BEGIN

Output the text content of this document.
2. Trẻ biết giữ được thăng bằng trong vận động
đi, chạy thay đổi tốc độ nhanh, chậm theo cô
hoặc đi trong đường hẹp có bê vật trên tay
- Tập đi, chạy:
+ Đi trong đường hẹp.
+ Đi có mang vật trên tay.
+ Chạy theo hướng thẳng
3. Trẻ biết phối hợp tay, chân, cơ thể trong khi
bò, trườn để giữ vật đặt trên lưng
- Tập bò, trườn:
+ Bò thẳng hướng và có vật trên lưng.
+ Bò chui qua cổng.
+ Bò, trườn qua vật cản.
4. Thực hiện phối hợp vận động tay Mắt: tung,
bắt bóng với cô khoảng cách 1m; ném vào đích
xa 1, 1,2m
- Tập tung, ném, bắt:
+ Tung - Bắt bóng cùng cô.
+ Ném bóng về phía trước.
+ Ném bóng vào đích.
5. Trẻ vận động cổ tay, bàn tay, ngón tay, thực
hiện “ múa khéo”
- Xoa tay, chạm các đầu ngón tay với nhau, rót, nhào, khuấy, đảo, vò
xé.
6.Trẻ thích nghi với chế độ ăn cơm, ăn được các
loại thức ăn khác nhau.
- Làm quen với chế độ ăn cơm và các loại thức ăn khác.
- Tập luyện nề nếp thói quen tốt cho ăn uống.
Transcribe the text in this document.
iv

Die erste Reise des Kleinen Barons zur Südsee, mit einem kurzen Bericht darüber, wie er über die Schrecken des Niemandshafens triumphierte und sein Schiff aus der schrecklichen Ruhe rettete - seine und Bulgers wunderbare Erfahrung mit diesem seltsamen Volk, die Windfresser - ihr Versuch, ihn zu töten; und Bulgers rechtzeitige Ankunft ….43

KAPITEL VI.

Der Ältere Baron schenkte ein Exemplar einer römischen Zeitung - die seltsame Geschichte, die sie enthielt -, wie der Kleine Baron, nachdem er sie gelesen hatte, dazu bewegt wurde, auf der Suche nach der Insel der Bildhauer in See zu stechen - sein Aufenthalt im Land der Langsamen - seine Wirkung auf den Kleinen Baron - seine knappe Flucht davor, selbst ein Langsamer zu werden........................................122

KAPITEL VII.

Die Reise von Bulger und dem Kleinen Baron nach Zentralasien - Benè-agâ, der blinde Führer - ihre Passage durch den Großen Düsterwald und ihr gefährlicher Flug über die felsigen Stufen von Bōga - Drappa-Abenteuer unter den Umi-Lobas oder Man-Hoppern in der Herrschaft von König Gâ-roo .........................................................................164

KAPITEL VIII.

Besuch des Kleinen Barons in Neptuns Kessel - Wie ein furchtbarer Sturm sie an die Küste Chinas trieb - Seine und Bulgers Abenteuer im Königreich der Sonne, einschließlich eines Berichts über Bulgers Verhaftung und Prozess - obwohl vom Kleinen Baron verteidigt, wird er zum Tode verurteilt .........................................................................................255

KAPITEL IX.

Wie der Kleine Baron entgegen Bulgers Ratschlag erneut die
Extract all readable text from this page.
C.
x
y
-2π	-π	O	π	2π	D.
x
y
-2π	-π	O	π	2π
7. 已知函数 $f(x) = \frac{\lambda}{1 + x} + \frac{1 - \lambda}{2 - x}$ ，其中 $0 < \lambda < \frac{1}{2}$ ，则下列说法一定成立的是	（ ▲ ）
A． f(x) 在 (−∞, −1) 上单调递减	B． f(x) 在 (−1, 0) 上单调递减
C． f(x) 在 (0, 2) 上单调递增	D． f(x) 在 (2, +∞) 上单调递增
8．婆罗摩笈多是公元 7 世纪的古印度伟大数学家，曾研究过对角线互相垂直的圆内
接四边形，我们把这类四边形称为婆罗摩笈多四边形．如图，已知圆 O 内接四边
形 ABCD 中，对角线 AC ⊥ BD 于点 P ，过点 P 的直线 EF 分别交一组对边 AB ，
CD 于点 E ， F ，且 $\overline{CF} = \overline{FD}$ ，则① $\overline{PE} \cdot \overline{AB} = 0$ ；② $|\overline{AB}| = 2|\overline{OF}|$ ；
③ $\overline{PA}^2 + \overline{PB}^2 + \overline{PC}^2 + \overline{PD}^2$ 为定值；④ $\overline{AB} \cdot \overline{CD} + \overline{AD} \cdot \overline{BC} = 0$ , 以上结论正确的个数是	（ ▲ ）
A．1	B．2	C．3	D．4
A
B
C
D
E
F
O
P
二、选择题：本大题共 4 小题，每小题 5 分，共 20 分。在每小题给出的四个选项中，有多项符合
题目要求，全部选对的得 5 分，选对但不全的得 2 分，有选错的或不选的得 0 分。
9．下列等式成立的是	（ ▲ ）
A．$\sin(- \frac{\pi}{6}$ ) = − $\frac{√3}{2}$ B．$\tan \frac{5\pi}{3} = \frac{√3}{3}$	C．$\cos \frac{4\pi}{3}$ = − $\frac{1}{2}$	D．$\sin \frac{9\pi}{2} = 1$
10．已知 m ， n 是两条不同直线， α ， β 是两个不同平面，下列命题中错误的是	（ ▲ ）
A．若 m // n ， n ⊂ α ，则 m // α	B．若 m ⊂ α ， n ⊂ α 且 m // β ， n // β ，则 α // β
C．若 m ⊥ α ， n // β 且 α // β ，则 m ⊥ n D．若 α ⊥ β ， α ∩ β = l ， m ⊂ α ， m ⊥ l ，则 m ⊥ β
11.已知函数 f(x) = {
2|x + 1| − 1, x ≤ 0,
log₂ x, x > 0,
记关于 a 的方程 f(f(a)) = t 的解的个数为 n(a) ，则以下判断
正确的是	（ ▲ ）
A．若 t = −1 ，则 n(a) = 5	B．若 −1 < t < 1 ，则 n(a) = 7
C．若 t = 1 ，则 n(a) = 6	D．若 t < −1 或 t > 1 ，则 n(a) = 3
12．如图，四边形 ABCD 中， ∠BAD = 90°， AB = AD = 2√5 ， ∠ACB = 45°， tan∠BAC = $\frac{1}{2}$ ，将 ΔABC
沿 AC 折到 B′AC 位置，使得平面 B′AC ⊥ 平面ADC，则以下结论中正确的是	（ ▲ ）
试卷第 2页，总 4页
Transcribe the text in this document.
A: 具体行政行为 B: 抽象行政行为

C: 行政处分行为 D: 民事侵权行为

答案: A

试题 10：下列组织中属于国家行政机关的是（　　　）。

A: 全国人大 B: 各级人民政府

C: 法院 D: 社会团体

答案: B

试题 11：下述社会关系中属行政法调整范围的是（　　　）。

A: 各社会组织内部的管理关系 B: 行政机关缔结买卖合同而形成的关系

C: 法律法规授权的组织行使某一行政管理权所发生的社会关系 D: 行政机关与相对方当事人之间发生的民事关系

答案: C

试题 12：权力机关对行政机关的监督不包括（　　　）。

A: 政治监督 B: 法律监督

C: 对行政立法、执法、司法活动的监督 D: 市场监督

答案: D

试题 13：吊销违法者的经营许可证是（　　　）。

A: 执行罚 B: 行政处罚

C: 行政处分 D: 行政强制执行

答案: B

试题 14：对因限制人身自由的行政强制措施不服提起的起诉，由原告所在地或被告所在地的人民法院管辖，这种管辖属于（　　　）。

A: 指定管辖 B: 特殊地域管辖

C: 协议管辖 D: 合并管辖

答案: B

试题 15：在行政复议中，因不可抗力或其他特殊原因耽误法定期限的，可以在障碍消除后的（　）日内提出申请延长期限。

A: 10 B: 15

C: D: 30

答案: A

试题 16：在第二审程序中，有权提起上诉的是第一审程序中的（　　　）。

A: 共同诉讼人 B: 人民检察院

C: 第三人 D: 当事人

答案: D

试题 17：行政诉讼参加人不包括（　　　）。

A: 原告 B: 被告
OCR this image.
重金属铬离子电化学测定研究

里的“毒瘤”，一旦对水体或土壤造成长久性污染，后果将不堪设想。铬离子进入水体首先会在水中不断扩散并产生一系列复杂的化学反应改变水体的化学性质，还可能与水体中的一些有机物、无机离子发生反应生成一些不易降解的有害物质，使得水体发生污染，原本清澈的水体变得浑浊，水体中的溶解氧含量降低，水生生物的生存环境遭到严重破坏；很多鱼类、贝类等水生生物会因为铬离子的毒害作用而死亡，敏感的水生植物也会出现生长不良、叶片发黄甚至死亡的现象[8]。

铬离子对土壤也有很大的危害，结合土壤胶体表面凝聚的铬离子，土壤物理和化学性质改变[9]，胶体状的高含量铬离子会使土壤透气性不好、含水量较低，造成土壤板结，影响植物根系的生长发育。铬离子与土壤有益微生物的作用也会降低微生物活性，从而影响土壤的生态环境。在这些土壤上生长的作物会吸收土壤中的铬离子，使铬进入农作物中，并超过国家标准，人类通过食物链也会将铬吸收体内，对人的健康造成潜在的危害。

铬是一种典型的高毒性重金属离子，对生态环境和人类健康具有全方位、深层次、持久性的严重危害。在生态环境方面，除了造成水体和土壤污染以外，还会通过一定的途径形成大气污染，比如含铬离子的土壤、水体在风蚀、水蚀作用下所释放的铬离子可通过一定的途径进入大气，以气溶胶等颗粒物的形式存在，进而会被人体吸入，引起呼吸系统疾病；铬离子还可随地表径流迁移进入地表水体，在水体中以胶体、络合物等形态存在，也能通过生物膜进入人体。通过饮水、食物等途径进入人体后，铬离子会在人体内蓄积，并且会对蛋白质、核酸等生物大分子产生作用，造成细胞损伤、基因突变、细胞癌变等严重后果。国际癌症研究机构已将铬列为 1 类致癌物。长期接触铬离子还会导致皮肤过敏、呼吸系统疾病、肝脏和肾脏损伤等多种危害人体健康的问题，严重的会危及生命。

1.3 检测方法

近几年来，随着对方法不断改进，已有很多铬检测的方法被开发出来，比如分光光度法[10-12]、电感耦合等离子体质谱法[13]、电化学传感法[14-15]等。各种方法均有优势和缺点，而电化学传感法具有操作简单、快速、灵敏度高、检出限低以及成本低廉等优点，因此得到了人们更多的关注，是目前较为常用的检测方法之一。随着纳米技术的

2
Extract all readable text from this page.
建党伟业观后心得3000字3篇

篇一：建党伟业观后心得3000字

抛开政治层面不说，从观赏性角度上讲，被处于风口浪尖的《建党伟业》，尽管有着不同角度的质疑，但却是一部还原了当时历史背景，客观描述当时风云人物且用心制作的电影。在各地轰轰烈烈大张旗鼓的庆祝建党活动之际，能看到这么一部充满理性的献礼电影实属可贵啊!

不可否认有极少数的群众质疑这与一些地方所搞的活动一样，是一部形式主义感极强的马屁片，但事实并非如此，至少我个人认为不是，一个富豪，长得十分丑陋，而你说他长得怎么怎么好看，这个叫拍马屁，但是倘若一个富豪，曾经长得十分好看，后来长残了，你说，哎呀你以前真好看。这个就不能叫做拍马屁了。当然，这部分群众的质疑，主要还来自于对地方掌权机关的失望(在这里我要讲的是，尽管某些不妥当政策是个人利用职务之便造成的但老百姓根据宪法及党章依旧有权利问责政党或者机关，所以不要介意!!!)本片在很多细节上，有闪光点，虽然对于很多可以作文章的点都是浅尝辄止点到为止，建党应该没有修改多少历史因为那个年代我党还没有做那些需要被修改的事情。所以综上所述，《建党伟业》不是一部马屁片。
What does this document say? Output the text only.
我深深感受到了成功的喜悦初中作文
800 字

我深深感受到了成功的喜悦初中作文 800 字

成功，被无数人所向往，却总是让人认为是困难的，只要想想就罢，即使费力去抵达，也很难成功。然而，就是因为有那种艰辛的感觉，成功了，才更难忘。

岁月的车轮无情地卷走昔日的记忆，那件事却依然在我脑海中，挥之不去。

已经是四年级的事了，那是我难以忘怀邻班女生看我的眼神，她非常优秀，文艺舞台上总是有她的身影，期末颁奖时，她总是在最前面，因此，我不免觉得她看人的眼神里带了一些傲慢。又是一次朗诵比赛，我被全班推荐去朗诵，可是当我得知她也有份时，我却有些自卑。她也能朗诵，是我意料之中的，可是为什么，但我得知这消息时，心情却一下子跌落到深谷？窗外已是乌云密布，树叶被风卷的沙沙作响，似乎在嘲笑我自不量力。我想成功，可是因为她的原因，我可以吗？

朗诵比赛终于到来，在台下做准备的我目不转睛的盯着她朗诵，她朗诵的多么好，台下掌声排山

END

**Objective**.
Copy each line of the preceding data that contains the string "ngón".

**Answer below**.
5. Trẻ vận động cổ tay, bàn tay, ngón tay, thực
- Xoa tay, chạm các đầu ngón tay với nhau, rót, nhào, khuấy, đảo, vò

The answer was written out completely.